-- WHAT IS ASKED --
Provide the records once more, identical to the original.

-- MATERIAL FOR THE TASK --
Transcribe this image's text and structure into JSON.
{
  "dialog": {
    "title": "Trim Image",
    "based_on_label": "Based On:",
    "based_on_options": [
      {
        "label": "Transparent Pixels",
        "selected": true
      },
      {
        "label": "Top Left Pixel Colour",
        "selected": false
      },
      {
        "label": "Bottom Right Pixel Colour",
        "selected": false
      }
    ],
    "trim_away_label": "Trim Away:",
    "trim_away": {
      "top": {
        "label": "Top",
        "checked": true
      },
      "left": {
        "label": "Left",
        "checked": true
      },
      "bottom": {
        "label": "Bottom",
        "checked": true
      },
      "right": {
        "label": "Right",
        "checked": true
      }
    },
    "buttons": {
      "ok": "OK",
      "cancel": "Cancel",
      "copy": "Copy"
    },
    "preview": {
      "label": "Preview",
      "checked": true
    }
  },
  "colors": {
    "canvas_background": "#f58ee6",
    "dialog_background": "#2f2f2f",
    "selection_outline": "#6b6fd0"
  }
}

-- RESPONSE --
Transcribe this image's text and structure into JSON.
{
  "dialog": {
    "title": "Trim Image",
    "based_on_label": "Based On:",
    "based_on_options": [
      {
        "label": "Transparent Pixels",
        "selected": true
      },
      {
        "label": "Top Left Pixel Colour",
        "selected": false
      },
      {
        "label": "Bottom Right Pixel Colour",
        "selected": false
      }
    ],
    "trim_away_label": "Trim Away:",
    "trim_away": {
      "top": {
        "label": "Top",
        "checked": true
      },
      "left": {
        "label": "Left",
        "checked": true
      },
      "bottom": {
        "label": "Bottom",
        "checked": true
      },
      "right": {
        "label": "Right",
        "checked": true
      }
    },
    "buttons": {
      "ok": "OK",
      "cancel": "Cancel",
      "copy": "Copy"
    },
    "preview": {
      "label": "Preview",
      "checked": true
    }
  },
  "colors": {
    "canvas_background": "#f58ee6",
    "dialog_background": "#2f2f2f",
    "selection_outline": "#6b6fd0"
  }
}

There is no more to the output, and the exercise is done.